Request — Repeat the data verbatim.

start

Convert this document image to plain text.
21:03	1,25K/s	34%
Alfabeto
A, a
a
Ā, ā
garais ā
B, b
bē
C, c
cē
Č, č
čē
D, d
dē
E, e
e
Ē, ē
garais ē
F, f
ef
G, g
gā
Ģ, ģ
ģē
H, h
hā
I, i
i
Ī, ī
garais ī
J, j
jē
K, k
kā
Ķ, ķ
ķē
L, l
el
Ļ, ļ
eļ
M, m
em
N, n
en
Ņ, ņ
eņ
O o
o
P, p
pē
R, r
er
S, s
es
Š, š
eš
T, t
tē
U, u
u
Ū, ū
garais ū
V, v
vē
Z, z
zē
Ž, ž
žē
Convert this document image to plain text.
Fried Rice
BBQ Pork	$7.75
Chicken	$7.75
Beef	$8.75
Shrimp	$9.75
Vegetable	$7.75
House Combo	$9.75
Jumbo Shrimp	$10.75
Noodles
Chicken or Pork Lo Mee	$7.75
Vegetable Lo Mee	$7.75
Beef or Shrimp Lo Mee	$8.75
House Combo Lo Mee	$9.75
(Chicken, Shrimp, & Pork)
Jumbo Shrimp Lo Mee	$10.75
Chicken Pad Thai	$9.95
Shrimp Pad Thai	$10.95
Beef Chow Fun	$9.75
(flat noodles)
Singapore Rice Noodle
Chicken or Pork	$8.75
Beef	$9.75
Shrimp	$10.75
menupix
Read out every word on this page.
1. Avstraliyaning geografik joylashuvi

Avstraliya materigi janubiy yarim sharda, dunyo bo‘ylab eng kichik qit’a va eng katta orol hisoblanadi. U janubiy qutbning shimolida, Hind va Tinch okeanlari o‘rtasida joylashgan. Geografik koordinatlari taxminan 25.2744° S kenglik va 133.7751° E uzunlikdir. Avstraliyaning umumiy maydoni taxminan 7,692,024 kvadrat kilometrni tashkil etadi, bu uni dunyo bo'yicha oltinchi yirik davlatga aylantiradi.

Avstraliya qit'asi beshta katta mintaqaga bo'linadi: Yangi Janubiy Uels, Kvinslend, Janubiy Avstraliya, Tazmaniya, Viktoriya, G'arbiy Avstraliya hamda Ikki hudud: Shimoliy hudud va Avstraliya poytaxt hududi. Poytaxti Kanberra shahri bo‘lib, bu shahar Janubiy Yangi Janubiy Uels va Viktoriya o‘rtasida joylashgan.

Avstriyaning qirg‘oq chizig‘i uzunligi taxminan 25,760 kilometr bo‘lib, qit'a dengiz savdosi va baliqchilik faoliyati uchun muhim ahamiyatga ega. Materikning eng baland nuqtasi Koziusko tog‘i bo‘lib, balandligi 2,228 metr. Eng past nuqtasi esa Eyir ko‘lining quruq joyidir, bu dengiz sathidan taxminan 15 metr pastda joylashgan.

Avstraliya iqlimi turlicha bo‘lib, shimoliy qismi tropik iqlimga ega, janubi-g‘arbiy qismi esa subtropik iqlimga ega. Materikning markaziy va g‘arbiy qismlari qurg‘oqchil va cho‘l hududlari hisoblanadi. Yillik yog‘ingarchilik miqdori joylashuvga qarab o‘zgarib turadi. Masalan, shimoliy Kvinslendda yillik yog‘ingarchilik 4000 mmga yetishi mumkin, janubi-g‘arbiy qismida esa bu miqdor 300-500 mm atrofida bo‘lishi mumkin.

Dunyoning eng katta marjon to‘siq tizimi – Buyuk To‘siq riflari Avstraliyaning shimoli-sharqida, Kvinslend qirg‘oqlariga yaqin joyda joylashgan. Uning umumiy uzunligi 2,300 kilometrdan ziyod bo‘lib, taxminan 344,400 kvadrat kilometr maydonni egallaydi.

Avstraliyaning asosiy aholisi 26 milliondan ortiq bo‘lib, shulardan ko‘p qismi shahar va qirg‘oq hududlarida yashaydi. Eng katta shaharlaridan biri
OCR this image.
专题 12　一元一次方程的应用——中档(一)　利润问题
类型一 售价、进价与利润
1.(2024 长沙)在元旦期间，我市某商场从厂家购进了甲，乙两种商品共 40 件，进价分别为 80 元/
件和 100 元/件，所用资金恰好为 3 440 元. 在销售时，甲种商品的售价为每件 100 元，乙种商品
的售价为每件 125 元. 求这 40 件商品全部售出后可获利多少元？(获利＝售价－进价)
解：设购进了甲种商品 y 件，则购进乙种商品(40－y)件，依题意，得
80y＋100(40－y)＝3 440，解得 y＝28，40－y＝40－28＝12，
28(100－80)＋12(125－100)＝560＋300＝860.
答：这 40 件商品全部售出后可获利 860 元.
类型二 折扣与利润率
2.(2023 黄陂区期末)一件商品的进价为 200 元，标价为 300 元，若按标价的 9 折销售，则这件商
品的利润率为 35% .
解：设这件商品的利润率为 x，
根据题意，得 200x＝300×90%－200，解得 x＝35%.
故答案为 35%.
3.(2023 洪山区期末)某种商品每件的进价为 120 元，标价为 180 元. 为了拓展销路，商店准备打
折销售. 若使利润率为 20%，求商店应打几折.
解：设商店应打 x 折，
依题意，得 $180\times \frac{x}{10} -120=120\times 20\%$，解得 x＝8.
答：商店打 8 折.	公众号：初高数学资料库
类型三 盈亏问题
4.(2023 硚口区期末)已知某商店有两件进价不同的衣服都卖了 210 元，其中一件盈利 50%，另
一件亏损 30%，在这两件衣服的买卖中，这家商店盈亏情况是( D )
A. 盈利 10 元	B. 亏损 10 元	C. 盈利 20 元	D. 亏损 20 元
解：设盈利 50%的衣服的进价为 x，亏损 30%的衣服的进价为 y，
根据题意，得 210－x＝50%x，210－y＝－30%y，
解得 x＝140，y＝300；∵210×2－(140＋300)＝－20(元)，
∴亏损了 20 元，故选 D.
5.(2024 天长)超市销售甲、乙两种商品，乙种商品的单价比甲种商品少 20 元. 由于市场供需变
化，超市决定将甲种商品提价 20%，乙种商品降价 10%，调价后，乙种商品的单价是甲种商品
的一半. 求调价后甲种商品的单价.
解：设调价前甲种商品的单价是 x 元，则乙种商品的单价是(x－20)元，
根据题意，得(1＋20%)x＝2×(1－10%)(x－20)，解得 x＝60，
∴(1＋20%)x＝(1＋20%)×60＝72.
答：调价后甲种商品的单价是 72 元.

end

The result —
Convert this document image to plain text.
21:03	1,25K/s	34%
Alfabeto
A, a
a
Ā, ā
garais ā
B, b
bē
C, c
cē
Č, č
čē
D, d
dē
E, e
e
Ē, ē
garais ē
F, f
ef
G, g
gā
Ģ, ģ
ģē
H, h
hā
I, i
i
Ī, ī
garais ī
J, j
jē
K, k
kā
Ķ, ķ
ķē
L, l
el
Ļ, ļ
eļ
M, m
em
N, n
en
Ņ, ņ
eņ
O o
o
P, p
pē
R, r
er
S, s
es
Š, š
eš
T, t
tē
U, u
u
Ū, ū
garais ū
V, v
vē
Z, z
zē
Ž, ž
žē
Convert this document image to plain text.
Fried Rice
BBQ Pork	$7.75
Chicken	$7.75
Beef	$8.75
Shrimp	$9.75
Vegetable	$7.75
House Combo	$9.75
Jumbo Shrimp	$10.75
Noodles
Chicken or Pork Lo Mee	$7.75
Vegetable Lo Mee	$7.75
Beef or Shrimp Lo Mee	$8.75
House Combo Lo Mee	$9.75
(Chicken, Shrimp, & Pork)
Jumbo Shrimp Lo Mee	$10.75
Chicken Pad Thai	$9.95
Shrimp Pad Thai	$10.95
Beef Chow Fun	$9.75
(flat noodles)
Singapore Rice Noodle
Chicken or Pork	$8.75
Beef	$9.75
Shrimp	$10.75
menupix
Read out every word on this page.
1. Avstraliyaning geografik joylashuvi

Avstraliya materigi janubiy yarim sharda, dunyo bo‘ylab eng kichik qit’a va eng katta orol hisoblanadi. U janubiy qutbning shimolida, Hind va Tinch okeanlari o‘rtasida joylashgan. Geografik koordinatlari taxminan 25.2744° S kenglik va 133.7751° E uzunlikdir. Avstraliyaning umumiy maydoni taxminan 7,692,024 kvadrat kilometrni tashkil etadi, bu uni dunyo bo'yicha oltinchi yirik davlatga aylantiradi.

Avstraliya qit'asi beshta katta mintaqaga bo'linadi: Yangi Janubiy Uels, Kvinslend, Janubiy Avstraliya, Tazmaniya, Viktoriya, G'arbiy Avstraliya hamda Ikki hudud: Shimoliy hudud va Avstraliya poytaxt hududi. Poytaxti Kanberra shahri bo‘lib, bu shahar Janubiy Yangi Janubiy Uels va Viktoriya o‘rtasida joylashgan.

Avstriyaning qirg‘oq chizig‘i uzunligi taxminan 25,760 kilometr bo‘lib, qit'a dengiz savdosi va baliqchilik faoliyati uchun muhim ahamiyatga ega. Materikning eng baland nuqtasi Koziusko tog‘i bo‘lib, balandligi 2,228 metr. Eng past nuqtasi esa Eyir ko‘lining quruq joyidir, bu dengiz sathidan taxminan 15 metr pastda joylashgan.

Avstraliya iqlimi turlicha bo‘lib, shimoliy qismi tropik iqlimga ega, janubi-g‘arbiy qismi esa subtropik iqlimga ega. Materikning markaziy va g‘arbiy qismlari qurg‘oqchil va cho‘l hududlari hisoblanadi. Yillik yog‘ingarchilik miqdori joylashuvga qarab o‘zgarib turadi. Masalan, shimoliy Kvinslendda yillik yog‘ingarchilik 4000 mmga yetishi mumkin, janubi-g‘arbiy qismida esa bu miqdor 300-500 mm atrofida bo‘lishi mumkin.

Dunyoning eng katta marjon to‘siq tizimi – Buyuk To‘siq riflari Avstraliyaning shimoli-sharqida, Kvinslend qirg‘oqlariga yaqin joyda joylashgan. Uning umumiy uzunligi 2,300 kilometrdan ziyod bo‘lib, taxminan 344,400 kvadrat kilometr maydonni egallaydi.

Avstraliyaning asosiy aholisi 26 milliondan ortiq bo‘lib, shulardan ko‘p qismi shahar va qirg‘oq hududlarida yashaydi. Eng katta shaharlaridan biri
OCR this image.
专题 12　一元一次方程的应用——中档(一)　利润问题
类型一 售价、进价与利润
1.(2024 长沙)在元旦期间，我市某商场从厂家购进了甲，乙两种商品共 40 件，进价分别为 80 元/
件和 100 元/件，所用资金恰好为 3 440 元. 在销售时，甲种商品的售价为每件 100 元，乙种商品
的售价为每件 125 元. 求这 40 件商品全部售出后可获利多少元？(获利＝售价－进价)
解：设购进了甲种商品 y 件，则购进乙种商品(40－y)件，依题意，得
80y＋100(40－y)＝3 440，解得 y＝28，40－y＝40－28＝12，
28(100－80)＋12(125－100)＝560＋300＝860.
答：这 40 件商品全部售出后可获利 860 元.
类型二 折扣与利润率
2.(2023 黄陂区期末)一件商品的进价为 200 元，标价为 300 元，若按标价的 9 折销售，则这件商
品的利润率为 35% .
解：设这件商品的利润率为 x，
根据题意，得 200x＝300×90%－200，解得 x＝35%.
故答案为 35%.
3.(2023 洪山区期末)某种商品每件的进价为 120 元，标价为 180 元. 为了拓展销路，商店准备打
折销售. 若使利润率为 20%，求商店应打几折.
解：设商店应打 x 折，
依题意，得 $180\times \frac{x}{10} -120=120\times 20\%$，解得 x＝8.
答：商店打 8 折.	公众号：初高数学资料库
类型三 盈亏问题
4.(2023 硚口区期末)已知某商店有两件进价不同的衣服都卖了 210 元，其中一件盈利 50%，另
一件亏损 30%，在这两件衣服的买卖中，这家商店盈亏情况是( D )
A. 盈利 10 元	B. 亏损 10 元	C. 盈利 20 元	D. 亏损 20 元
解：设盈利 50%的衣服的进价为 x，亏损 30%的衣服的进价为 y，
根据题意，得 210－x＝50%x，210－y＝－30%y，
解得 x＝140，y＝300；∵210×2－(140＋300)＝－20(元)，
∴亏损了 20 元，故选 D.
5.(2024 天长)超市销售甲、乙两种商品，乙种商品的单价比甲种商品少 20 元. 由于市场供需变
化，超市决定将甲种商品提价 20%，乙种商品降价 10%，调价后，乙种商品的单价是甲种商品
的一半. 求调价后甲种商品的单价.
解：设调价前甲种商品的单价是 x 元，则乙种商品的单价是(x－20)元，
根据题意，得(1＋20%)x＝2×(1－10%)(x－20)，解得 x＝60，
∴(1＋20%)x＝(1＋20%)×60＝72.
答：调价后甲种商品的单价是 72 元.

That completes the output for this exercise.